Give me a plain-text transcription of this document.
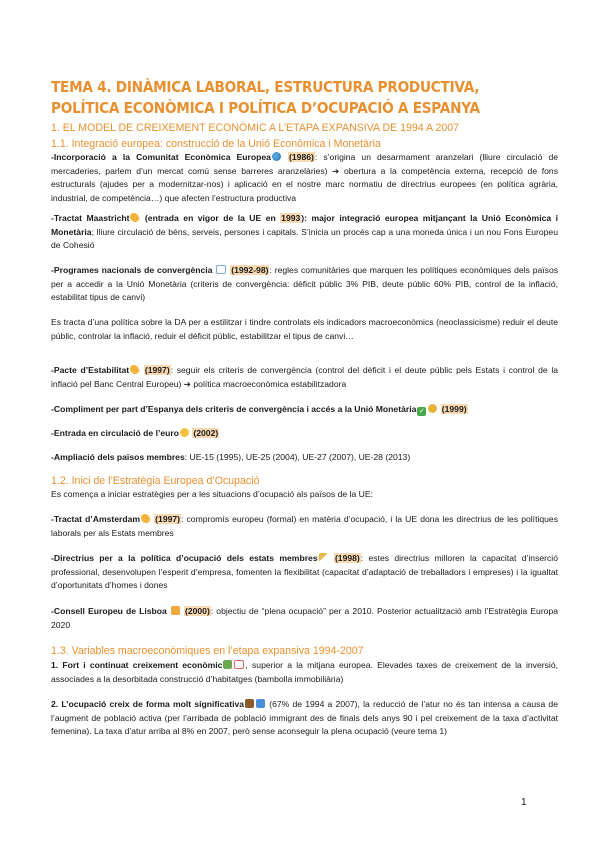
TEMA 4. DINÀMICA LABORAL, ESTRUCTURA PRODUCTIVA, POLÍTICA ECONÒMICA I POLÍTICA D’OCUPACIÓ A ESPANYA
1. EL MODEL DE CREIXEMENT ECONÒMIC A L’ETAPA EXPANSIVA DE 1994 A 2007
1.1. Integració europea: construcció de la Unió Econòmica i Monetària
-Incorporació a la Comunitat Econòmica Europea (1986): s’origina un desarmament aranzelari (lliure circulació de mercaderies, parlem d’un mercat comú sense barreres aranzelàries) ➔ obertura a la competència externa, recepció de fons estructurals (ajudes per a modernitzar-nos) i aplicació en el nostre marc normatiu de directrius europees (en política agrària, industrial, de competència…) que afecten l’estructura productiva
-Tractat Maastricht (entrada en vigor de la UE en 1993): major integració europea mitjançant la Unió Econòmica i Monetària; lliure circulació de béns, serveis, persones i capitals. S’inicia un procés cap a una moneda única i un nou Fons Europeu de Cohesió
-Programes nacionals de convergència (1992-98): regles comunitàries que marquen les polítiques econòmiques dels països per a accedir a la Unió Monetària (criteris de convergència: dèficit públic 3% PIB, deute públic 60% PIB, control de la inflació, estabilitat tipus de canvi)
Es tracta d’una política sobre la DA per a estilitzar i tindre controlats els indicadors macroeconòmics (neoclassicisme) reduir el deute públic, controlar la inflació, reduir el dèficit públic, estabilitzar el tipus de canvi…
-Pacte d’Estabilitat (1997): seguir els criteris de convergència (control del dèficit i el deute públic pels Estats i control de la inflació pel Banc Central Europeu) ➔ política macroeconòmica estabilitzadora
-Compliment per part d’Espanya dels criteris de convergència i accés a la Unió Monetària ✓ (1999)
-Entrada en circulació de l’euro (2002)
-Ampliació dels països membres: UE-15 (1995), UE-25 (2004), UE-27 (2007), UE-28 (2013)
1.2. Inici de l’Estratègia Europea d’Ocupació
Es comença a iniciar estratègies per a les situacions d’ocupació als països de la UE:
-Tractat d’Amsterdam (1997): compromís europeu (formal) en matèria d’ocupació, i la UE dona les directrius de les polítiques laborals per als Estats membres
-Directrius per a la política d’ocupació dels estats membres (1998): estes directrius milloren la capacitat d’inserció professional, desenvolupen l’esperit d’empresa, fomenten la flexibilitat (capacitat d’adaptació de treballadors i empreses) i la igualtat d’oportunitats d’homes i dones
-Consell Europeu de Lisboa (2000): objectiu de “plena ocupació” per a 2010. Posterior actualització amb l’Estratègia Europa 2020
1.3. Variables macroeconòmiques en l’etapa expansiva 1994-2007
1. Fort i continuat creixement econòmic	, superior a la mitjana europea. Elevades taxes de creixement de la inversió, associades a la desorbitada construcció d’habitatges (bambolla immobiliària)
2. L’ocupació creix de forma molt significativa	(67% de 1994 a 2007), la reducció de l’atur no és tan intensa a causa de l’augment de població activa (per l’arribada de població immigrant des de finals dels anys 90 i pel creixement de la taxa d’activitat femenina). La taxa d’atur arriba al 8% en 2007, però sense aconseguir la plena ocupació (veure tema 1)
1
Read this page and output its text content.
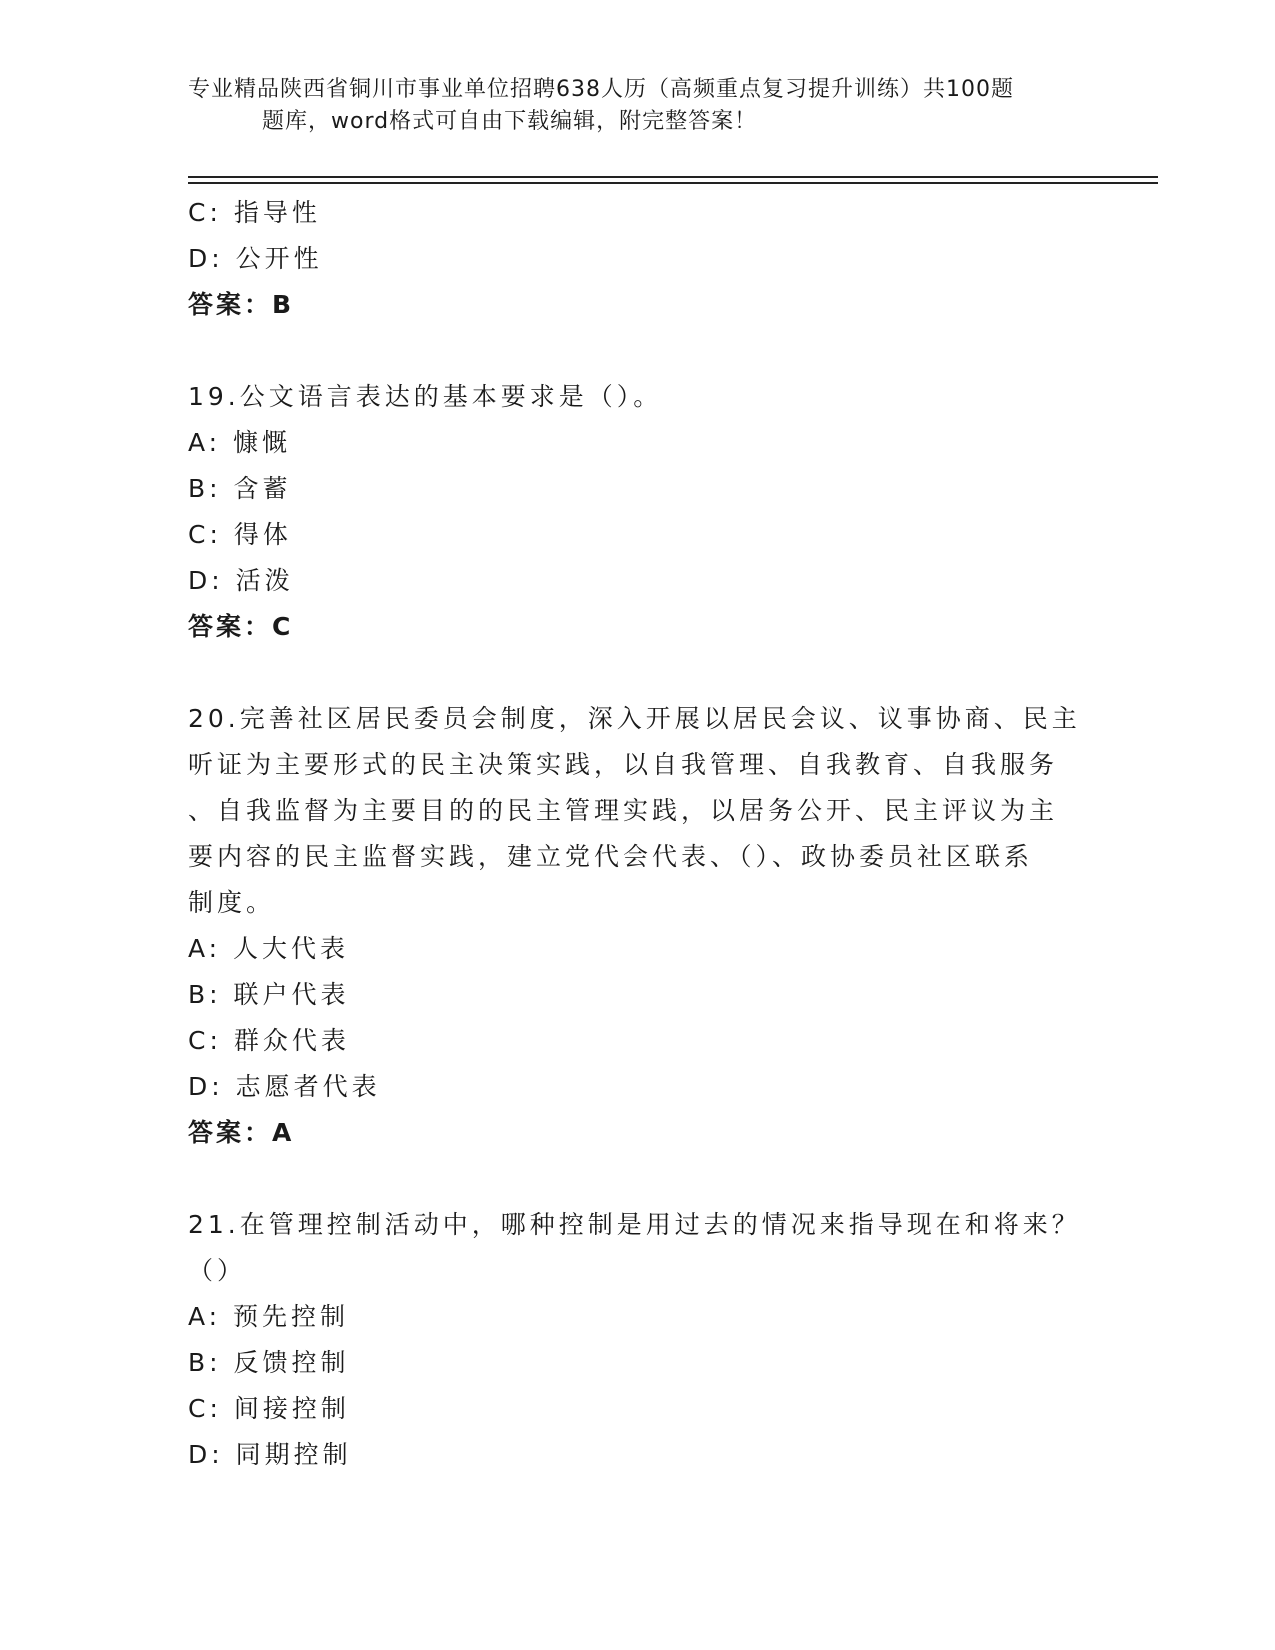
专业精品陕西省铜川市事业单位招聘638人历（高频重点复习提升训练）共100题
题库，word格式可自由下载编辑，附完整答案！
C: 指导性
D: 公开性
答案：B
19.公文语言表达的基本要求是（）。
A: 慷慨
B: 含蓄
C: 得体
D: 活泼
答案：C
20.完善社区居民委员会制度，深入开展以居民会议、议事协商、民主
听证为主要形式的民主决策实践，以自我管理、自我教育、自我服务
、自我监督为主要目的的民主管理实践，以居务公开、民主评议为主
要内容的民主监督实践，建立党代会代表、（）、政协委员社区联系
制度。
A: 人大代表
B: 联户代表
C: 群众代表
D: 志愿者代表
答案：A
21.在管理控制活动中，哪种控制是用过去的情况来指导现在和将来？
（）
A: 预先控制
B: 反馈控制
C: 间接控制
D: 同期控制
= = =
> _WRITTEN REQUEST_: Output the full set of records above without changing a word, and drop the images.

> _THE ANSWER_:
Give me a plain-text transcription of this document.
TEMA 4. DINÀMICA LABORAL, ESTRUCTURA PRODUCTIVA, POLÍTICA ECONÒMICA I POLÍTICA D’OCUPACIÓ A ESPANYA
1. EL MODEL DE CREIXEMENT ECONÒMIC A L’ETAPA EXPANSIVA DE 1994 A 2007
1.1. Integració europea: construcció de la Unió Econòmica i Monetària
-Incorporació a la Comunitat Econòmica Europea (1986): s’origina un desarmament aranzelari (lliure circulació de mercaderies, parlem d’un mercat comú sense barreres aranzelàries) ➔ obertura a la competència externa, recepció de fons estructurals (ajudes per a modernitzar-nos) i aplicació en el nostre marc normatiu de directrius europees (en política agrària, industrial, de competència…) que afecten l’estructura productiva
-Tractat Maastricht (entrada en vigor de la UE en 1993): major integració europea mitjançant la Unió Econòmica i Monetària; lliure circulació de béns, serveis, persones i capitals. S’inicia un procés cap a una moneda única i un nou Fons Europeu de Cohesió
-Programes nacionals de convergència (1992-98): regles comunitàries que marquen les polítiques econòmiques dels països per a accedir a la Unió Monetària (criteris de convergència: dèficit públic 3% PIB, deute públic 60% PIB, control de la inflació, estabilitat tipus de canvi)
Es tracta d’una política sobre la DA per a estilitzar i tindre controlats els indicadors macroeconòmics (neoclassicisme) reduir el deute públic, controlar la inflació, reduir el dèficit públic, estabilitzar el tipus de canvi…
-Pacte d’Estabilitat (1997): seguir els criteris de convergència (control del dèficit i el deute públic pels Estats i control de la inflació pel Banc Central Europeu) ➔ política macroeconòmica estabilitzadora
-Compliment per part d’Espanya dels criteris de convergència i accés a la Unió Monetària ✓ (1999)
-Entrada en circulació de l’euro (2002)
-Ampliació dels països membres: UE-15 (1995), UE-25 (2004), UE-27 (2007), UE-28 (2013)
1.2. Inici de l’Estratègia Europea d’Ocupació
Es comença a iniciar estratègies per a les situacions d’ocupació als països de la UE:
-Tractat d’Amsterdam (1997): compromís europeu (formal) en matèria d’ocupació, i la UE dona les directrius de les polítiques laborals per als Estats membres
-Directrius per a la política d’ocupació dels estats membres (1998): estes directrius milloren la capacitat d’inserció professional, desenvolupen l’esperit d’empresa, fomenten la flexibilitat (capacitat d’adaptació de treballadors i empreses) i la igualtat d’oportunitats d’homes i dones
-Consell Europeu de Lisboa (2000): objectiu de “plena ocupació” per a 2010. Posterior actualització amb l’Estratègia Europa 2020
1.3. Variables macroeconòmiques en l’etapa expansiva 1994-2007
1. Fort i continuat creixement econòmic	, superior a la mitjana europea. Elevades taxes de creixement de la inversió, associades a la desorbitada construcció d’habitatges (bambolla immobiliària)
2. L’ocupació creix de forma molt significativa	(67% de 1994 a 2007), la reducció de l’atur no és tan intensa a causa de l’augment de població activa (per l’arribada de població immigrant des de finals dels anys 90 i pel creixement de la taxa d’activitat femenina). La taxa d’atur arriba al 8% en 2007, però sense aconseguir la plena ocupació (veure tema 1)
1
Read this page and output its text content.
专业精品陕西省铜川市事业单位招聘638人历（高频重点复习提升训练）共100题
题库，word格式可自由下载编辑，附完整答案！
C: 指导性
D: 公开性
答案：B
19.公文语言表达的基本要求是（）。
A: 慷慨
B: 含蓄
C: 得体
D: 活泼
答案：C
20.完善社区居民委员会制度，深入开展以居民会议、议事协商、民主
听证为主要形式的民主决策实践，以自我管理、自我教育、自我服务
、自我监督为主要目的的民主管理实践，以居务公开、民主评议为主
要内容的民主监督实践，建立党代会代表、（）、政协委员社区联系
制度。
A: 人大代表
B: 联户代表
C: 群众代表
D: 志愿者代表
答案：A
21.在管理控制活动中，哪种控制是用过去的情况来指导现在和将来？
（）
A: 预先控制
B: 反馈控制
C: 间接控制
D: 同期控制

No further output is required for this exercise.